━━━━━ MATERIAL ━━━━━

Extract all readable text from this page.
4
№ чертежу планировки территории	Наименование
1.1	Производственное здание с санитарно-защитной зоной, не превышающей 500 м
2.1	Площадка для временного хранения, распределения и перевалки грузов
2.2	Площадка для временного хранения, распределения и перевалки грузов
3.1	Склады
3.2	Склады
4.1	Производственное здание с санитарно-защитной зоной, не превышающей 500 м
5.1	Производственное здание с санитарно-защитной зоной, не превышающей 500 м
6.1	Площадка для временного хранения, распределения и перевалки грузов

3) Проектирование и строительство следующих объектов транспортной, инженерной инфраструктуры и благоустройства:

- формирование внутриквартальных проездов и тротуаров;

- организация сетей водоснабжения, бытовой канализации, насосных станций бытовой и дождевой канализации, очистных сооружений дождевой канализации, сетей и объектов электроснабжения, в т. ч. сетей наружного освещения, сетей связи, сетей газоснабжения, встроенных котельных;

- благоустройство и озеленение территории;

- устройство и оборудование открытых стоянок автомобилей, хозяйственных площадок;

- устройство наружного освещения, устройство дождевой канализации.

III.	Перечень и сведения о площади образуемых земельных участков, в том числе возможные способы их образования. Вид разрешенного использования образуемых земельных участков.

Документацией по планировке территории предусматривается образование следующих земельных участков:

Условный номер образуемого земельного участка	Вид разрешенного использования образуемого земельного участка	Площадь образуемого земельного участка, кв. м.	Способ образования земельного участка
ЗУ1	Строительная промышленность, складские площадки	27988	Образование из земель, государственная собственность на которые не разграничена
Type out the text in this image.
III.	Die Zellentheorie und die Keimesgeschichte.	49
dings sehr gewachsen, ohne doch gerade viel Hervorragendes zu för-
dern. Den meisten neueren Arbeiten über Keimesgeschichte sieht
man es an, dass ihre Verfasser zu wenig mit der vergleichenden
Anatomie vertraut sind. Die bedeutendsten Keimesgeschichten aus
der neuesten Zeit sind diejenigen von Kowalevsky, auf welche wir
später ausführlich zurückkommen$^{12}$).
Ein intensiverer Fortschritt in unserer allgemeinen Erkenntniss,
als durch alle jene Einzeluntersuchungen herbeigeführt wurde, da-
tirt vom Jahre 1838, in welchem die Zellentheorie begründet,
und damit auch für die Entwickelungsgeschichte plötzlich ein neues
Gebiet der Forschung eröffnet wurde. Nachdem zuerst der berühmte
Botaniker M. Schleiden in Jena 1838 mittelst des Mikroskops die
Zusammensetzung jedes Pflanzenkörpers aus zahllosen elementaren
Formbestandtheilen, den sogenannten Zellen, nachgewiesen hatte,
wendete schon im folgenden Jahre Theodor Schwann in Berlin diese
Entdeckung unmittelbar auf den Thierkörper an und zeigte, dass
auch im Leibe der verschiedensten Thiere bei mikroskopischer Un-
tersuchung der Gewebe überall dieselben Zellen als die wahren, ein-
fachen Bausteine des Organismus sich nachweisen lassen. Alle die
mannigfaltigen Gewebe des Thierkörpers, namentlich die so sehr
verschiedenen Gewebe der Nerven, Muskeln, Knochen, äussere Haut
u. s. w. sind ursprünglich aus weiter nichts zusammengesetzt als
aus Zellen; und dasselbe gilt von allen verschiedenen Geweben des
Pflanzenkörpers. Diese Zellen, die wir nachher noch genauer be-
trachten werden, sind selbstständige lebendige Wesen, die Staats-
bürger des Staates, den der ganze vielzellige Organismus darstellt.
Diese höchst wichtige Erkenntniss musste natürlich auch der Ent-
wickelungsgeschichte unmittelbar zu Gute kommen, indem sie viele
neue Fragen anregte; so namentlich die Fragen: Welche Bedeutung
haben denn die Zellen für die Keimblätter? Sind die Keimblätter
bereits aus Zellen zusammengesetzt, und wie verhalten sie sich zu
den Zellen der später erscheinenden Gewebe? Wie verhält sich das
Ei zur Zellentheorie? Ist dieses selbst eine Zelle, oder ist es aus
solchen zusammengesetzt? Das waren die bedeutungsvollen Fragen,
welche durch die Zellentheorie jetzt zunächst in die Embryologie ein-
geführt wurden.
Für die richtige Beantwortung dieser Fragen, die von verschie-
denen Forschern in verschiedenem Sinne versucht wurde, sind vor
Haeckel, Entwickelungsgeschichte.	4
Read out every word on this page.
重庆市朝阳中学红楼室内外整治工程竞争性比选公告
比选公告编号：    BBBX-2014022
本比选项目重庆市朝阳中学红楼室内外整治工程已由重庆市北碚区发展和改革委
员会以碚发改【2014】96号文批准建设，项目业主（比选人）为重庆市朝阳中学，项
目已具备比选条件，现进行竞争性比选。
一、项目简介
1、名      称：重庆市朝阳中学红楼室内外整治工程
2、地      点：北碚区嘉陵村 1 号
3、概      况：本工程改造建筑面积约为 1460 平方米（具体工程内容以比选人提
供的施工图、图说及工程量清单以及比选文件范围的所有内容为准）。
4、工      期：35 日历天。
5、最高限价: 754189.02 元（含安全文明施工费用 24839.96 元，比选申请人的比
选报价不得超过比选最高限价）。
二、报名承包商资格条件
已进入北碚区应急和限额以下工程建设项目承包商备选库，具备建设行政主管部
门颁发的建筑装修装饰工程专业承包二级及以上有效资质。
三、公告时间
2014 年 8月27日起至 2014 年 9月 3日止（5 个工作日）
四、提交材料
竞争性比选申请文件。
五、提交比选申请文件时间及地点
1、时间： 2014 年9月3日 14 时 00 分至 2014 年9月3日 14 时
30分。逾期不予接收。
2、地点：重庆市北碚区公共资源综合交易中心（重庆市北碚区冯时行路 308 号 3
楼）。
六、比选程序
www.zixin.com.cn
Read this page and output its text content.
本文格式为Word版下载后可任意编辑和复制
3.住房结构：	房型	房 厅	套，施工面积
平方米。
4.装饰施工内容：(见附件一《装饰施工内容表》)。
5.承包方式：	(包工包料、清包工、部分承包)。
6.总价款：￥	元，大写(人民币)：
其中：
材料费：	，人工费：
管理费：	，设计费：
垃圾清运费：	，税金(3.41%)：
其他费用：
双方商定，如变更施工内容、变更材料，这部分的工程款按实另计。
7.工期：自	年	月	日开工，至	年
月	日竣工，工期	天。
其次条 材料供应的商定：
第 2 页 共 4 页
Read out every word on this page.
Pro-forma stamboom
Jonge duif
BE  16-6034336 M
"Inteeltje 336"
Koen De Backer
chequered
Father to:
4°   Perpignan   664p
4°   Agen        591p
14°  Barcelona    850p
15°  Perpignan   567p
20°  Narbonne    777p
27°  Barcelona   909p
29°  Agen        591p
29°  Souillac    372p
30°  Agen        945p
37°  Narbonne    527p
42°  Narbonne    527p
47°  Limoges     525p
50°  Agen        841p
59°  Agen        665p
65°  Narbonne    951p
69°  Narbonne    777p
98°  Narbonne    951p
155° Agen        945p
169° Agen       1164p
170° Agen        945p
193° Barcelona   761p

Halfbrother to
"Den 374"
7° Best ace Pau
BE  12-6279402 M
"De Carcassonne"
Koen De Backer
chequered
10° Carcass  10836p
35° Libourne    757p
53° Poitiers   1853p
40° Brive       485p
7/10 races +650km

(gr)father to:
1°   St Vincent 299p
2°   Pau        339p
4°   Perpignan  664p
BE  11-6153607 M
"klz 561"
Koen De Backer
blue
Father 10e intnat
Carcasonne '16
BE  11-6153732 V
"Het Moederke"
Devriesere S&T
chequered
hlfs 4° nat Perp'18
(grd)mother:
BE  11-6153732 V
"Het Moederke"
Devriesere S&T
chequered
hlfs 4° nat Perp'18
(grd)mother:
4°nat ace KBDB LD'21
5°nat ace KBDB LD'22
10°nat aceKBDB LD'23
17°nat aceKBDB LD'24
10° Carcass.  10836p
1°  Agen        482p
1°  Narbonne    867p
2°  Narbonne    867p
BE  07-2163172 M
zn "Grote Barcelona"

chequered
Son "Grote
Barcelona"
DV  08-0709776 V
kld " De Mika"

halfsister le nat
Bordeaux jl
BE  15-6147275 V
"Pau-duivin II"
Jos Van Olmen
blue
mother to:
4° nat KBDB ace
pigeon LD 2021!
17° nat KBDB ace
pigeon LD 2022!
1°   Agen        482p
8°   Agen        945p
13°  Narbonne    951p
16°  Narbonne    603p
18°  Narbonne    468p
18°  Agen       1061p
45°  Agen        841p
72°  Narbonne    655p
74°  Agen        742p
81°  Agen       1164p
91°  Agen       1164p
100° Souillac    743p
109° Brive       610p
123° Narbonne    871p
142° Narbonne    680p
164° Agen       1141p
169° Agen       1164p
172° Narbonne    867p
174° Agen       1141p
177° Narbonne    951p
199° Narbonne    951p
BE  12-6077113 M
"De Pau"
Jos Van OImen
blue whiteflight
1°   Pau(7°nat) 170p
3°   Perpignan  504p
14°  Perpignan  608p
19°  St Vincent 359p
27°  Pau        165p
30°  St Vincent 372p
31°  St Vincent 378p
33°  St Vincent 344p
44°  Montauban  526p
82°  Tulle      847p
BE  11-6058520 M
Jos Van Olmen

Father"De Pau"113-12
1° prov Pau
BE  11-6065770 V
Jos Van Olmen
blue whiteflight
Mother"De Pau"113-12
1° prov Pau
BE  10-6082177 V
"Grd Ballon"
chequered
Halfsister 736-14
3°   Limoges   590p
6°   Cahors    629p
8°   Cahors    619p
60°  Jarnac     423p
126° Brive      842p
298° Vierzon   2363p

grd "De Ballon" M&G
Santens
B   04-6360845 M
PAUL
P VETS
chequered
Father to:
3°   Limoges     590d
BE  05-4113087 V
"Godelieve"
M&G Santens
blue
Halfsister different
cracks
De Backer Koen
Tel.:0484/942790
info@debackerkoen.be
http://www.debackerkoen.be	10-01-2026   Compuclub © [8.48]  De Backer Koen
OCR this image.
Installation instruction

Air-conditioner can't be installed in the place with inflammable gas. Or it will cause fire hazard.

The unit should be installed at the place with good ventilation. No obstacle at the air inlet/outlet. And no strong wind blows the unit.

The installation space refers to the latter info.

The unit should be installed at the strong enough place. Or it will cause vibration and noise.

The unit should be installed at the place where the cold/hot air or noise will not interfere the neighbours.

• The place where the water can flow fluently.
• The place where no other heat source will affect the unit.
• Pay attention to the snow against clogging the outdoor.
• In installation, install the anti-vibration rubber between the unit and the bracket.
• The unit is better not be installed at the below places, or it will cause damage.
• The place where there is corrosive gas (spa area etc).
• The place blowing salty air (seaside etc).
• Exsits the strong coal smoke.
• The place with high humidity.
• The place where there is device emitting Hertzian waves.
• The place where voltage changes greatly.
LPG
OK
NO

━━━━━

== TASK ==
In the entries above, find every line with the word "where" and list it.

== FINISHED TASK ==
The unit should be installed at the place where the cold/hot air or noise will not interfere the neighbours.
• The place where the water can flow fluently.
• The place where no other heat source will affect the unit.
• The place where there is corrosive gas (spa area etc).
• The place where there is device emitting Hertzian waves.
• The place where voltage changes greatly.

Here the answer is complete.